## begin

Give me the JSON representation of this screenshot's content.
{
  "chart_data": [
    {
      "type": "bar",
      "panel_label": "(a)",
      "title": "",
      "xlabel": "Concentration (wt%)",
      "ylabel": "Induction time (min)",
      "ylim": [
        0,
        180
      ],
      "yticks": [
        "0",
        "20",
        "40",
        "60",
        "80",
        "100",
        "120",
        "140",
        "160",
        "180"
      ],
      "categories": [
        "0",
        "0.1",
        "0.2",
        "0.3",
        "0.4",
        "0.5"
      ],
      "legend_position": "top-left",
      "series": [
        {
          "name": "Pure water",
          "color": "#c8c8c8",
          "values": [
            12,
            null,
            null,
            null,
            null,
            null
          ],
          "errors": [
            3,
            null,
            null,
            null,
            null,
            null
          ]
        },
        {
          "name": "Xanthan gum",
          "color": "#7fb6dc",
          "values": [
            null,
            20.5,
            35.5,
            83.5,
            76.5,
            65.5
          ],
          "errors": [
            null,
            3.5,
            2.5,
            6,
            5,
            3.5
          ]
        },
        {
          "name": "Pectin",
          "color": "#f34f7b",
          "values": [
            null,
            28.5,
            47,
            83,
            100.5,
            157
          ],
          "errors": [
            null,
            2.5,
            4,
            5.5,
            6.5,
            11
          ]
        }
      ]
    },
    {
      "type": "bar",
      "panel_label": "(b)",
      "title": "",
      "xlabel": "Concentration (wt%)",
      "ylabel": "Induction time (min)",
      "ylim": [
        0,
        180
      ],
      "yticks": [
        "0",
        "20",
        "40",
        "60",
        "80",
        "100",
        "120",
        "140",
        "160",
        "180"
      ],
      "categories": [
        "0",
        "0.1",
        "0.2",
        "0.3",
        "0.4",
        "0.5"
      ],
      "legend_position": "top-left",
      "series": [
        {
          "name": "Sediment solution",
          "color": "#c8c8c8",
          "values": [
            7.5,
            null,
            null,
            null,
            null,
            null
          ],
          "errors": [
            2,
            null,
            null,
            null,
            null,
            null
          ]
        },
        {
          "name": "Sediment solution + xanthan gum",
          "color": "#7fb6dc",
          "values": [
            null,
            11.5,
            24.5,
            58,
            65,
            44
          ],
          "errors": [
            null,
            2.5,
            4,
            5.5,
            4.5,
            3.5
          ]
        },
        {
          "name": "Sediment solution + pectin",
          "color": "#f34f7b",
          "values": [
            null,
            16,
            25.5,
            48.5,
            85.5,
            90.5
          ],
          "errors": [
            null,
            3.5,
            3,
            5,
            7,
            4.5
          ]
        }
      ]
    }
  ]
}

## end

(EXERCISE TASK)
Look over the listing above. Pick out and copy every line that includes "Sediment".

(SOLUTION TO THIS PROBLEM)
          "name": "Sediment solution",
          "name": "Sediment solution + xanthan gum",
          "name": "Sediment solution + pectin",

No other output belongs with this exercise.